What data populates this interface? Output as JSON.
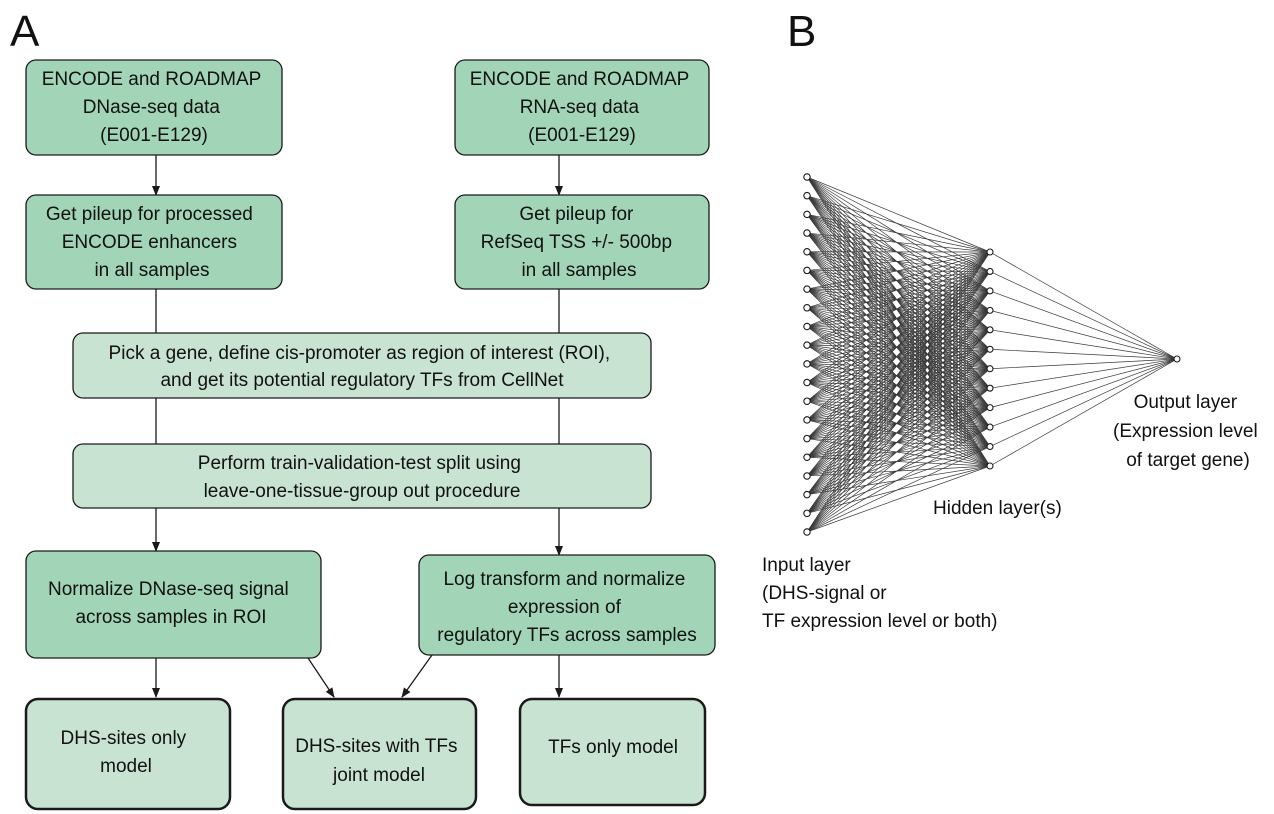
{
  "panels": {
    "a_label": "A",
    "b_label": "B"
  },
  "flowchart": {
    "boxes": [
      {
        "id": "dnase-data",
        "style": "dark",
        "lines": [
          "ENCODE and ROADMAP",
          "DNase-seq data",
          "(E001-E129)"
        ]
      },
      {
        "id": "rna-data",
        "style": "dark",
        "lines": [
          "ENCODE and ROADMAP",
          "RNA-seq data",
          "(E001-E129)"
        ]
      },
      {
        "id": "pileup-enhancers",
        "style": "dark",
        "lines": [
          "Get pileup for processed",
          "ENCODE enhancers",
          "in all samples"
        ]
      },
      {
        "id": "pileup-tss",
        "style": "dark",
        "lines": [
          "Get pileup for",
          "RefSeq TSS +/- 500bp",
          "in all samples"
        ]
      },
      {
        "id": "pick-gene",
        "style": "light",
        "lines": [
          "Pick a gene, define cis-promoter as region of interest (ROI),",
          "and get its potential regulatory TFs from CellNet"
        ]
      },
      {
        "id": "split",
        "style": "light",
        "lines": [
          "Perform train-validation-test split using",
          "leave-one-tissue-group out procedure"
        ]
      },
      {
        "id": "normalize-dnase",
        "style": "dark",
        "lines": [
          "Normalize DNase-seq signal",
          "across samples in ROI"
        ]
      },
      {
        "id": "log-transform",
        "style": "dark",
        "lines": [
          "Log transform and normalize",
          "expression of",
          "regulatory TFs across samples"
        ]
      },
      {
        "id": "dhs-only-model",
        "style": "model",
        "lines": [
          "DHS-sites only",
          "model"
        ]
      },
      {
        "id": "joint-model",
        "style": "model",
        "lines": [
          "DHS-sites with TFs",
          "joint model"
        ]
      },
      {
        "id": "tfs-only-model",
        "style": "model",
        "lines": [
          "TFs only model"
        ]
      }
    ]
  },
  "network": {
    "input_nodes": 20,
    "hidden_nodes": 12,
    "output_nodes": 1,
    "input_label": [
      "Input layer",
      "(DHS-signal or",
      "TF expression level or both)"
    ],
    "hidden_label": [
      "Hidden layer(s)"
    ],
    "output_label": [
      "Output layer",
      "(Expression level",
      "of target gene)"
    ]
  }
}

YOUR OBJECTIVE: Select from the material above each line in which the string "samples" appears, and list those lines.

REPLY:
          "in all samples"
          "in all samples"
          "across samples in ROI"
          "regulatory TFs across samples"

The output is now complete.